Exactly reproduce each line of the listing that follows.
--- start ---
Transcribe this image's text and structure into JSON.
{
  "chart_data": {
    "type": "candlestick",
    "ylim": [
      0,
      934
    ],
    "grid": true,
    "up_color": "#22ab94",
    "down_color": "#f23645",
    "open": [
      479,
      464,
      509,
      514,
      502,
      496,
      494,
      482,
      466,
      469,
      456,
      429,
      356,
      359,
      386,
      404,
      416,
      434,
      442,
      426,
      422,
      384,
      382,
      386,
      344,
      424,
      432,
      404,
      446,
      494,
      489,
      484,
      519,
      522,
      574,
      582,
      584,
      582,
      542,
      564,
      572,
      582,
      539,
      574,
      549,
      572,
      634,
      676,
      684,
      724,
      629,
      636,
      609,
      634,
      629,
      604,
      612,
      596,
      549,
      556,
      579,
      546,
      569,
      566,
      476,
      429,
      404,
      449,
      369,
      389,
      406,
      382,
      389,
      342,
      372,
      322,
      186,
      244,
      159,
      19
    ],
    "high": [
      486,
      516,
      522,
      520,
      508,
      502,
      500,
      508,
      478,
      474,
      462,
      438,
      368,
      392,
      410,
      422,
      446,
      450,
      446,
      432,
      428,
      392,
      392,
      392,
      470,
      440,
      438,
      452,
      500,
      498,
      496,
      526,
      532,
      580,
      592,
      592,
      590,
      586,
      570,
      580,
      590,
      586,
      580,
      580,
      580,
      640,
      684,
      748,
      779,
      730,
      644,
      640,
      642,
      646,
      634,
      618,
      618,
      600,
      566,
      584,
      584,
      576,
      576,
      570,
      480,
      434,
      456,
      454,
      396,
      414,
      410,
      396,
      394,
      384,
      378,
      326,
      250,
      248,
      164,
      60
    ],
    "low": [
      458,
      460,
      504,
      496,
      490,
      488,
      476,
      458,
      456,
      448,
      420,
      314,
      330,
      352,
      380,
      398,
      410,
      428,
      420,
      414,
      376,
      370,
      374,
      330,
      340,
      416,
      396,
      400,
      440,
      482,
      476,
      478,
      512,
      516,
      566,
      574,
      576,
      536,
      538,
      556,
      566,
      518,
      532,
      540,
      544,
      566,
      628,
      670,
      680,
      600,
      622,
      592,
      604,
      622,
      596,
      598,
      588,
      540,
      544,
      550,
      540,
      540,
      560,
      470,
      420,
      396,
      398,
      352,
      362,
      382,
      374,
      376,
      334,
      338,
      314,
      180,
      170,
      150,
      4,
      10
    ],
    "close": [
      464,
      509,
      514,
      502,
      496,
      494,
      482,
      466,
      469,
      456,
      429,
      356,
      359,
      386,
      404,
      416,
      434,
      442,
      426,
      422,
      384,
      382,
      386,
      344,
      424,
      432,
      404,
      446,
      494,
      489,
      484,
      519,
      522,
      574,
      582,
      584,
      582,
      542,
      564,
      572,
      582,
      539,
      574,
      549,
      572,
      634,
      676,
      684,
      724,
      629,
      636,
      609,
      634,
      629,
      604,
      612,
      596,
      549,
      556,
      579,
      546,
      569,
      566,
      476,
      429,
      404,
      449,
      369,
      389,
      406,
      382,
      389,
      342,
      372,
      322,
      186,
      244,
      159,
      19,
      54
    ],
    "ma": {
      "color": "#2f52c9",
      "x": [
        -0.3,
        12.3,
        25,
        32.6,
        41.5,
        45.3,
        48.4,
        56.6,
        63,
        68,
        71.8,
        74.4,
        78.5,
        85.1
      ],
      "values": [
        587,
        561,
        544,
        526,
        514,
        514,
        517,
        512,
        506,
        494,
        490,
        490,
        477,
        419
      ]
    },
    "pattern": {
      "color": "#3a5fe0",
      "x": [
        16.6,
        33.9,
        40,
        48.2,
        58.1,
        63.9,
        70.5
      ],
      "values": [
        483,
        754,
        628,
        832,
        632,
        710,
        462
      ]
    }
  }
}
--- end ---
**Response to this exercise:**
Transcribe this image's text and structure into JSON.
{
  "chart_data": {
    "type": "candlestick",
    "ylim": [
      0,
      934
    ],
    "grid": true,
    "up_color": "#22ab94",
    "down_color": "#f23645",
    "open": [
      479,
      464,
      509,
      514,
      502,
      496,
      494,
      482,
      466,
      469,
      456,
      429,
      356,
      359,
      386,
      404,
      416,
      434,
      442,
      426,
      422,
      384,
      382,
      386,
      344,
      424,
      432,
      404,
      446,
      494,
      489,
      484,
      519,
      522,
      574,
      582,
      584,
      582,
      542,
      564,
      572,
      582,
      539,
      574,
      549,
      572,
      634,
      676,
      684,
      724,
      629,
      636,
      609,
      634,
      629,
      604,
      612,
      596,
      549,
      556,
      579,
      546,
      569,
      566,
      476,
      429,
      404,
      449,
      369,
      389,
      406,
      382,
      389,
      342,
      372,
      322,
      186,
      244,
      159,
      19
    ],
    "high": [
      486,
      516,
      522,
      520,
      508,
      502,
      500,
      508,
      478,
      474,
      462,
      438,
      368,
      392,
      410,
      422,
      446,
      450,
      446,
      432,
      428,
      392,
      392,
      392,
      470,
      440,
      438,
      452,
      500,
      498,
      496,
      526,
      532,
      580,
      592,
      592,
      590,
      586,
      570,
      580,
      590,
      586,
      580,
      580,
      580,
      640,
      684,
      748,
      779,
      730,
      644,
      640,
      642,
      646,
      634,
      618,
      618,
      600,
      566,
      584,
      584,
      576,
      576,
      570,
      480,
      434,
      456,
      454,
      396,
      414,
      410,
      396,
      394,
      384,
      378,
      326,
      250,
      248,
      164,
      60
    ],
    "low": [
      458,
      460,
      504,
      496,
      490,
      488,
      476,
      458,
      456,
      448,
      420,
      314,
      330,
      352,
      380,
      398,
      410,
      428,
      420,
      414,
      376,
      370,
      374,
      330,
      340,
      416,
      396,
      400,
      440,
      482,
      476,
      478,
      512,
      516,
      566,
      574,
      576,
      536,
      538,
      556,
      566,
      518,
      532,
      540,
      544,
      566,
      628,
      670,
      680,
      600,
      622,
      592,
      604,
      622,
      596,
      598,
      588,
      540,
      544,
      550,
      540,
      540,
      560,
      470,
      420,
      396,
      398,
      352,
      362,
      382,
      374,
      376,
      334,
      338,
      314,
      180,
      170,
      150,
      4,
      10
    ],
    "close": [
      464,
      509,
      514,
      502,
      496,
      494,
      482,
      466,
      469,
      456,
      429,
      356,
      359,
      386,
      404,
      416,
      434,
      442,
      426,
      422,
      384,
      382,
      386,
      344,
      424,
      432,
      404,
      446,
      494,
      489,
      484,
      519,
      522,
      574,
      582,
      584,
      582,
      542,
      564,
      572,
      582,
      539,
      574,
      549,
      572,
      634,
      676,
      684,
      724,
      629,
      636,
      609,
      634,
      629,
      604,
      612,
      596,
      549,
      556,
      579,
      546,
      569,
      566,
      476,
      429,
      404,
      449,
      369,
      389,
      406,
      382,
      389,
      342,
      372,
      322,
      186,
      244,
      159,
      19,
      54
    ],
    "ma": {
      "color": "#2f52c9",
      "x": [
        -0.3,
        12.3,
        25,
        32.6,
        41.5,
        45.3,
        48.4,
        56.6,
        63,
        68,
        71.8,
        74.4,
        78.5,
        85.1
      ],
      "values": [
        587,
        561,
        544,
        526,
        514,
        514,
        517,
        512,
        506,
        494,
        490,
        490,
        477,
        419
      ]
    },
    "pattern": {
      "color": "#3a5fe0",
      "x": [
        16.6,
        33.9,
        40,
        48.2,
        58.1,
        63.9,
        70.5
      ],
      "values": [
        483,
        754,
        628,
        832,
        632,
        710,
        462
      ]
    }
  }
}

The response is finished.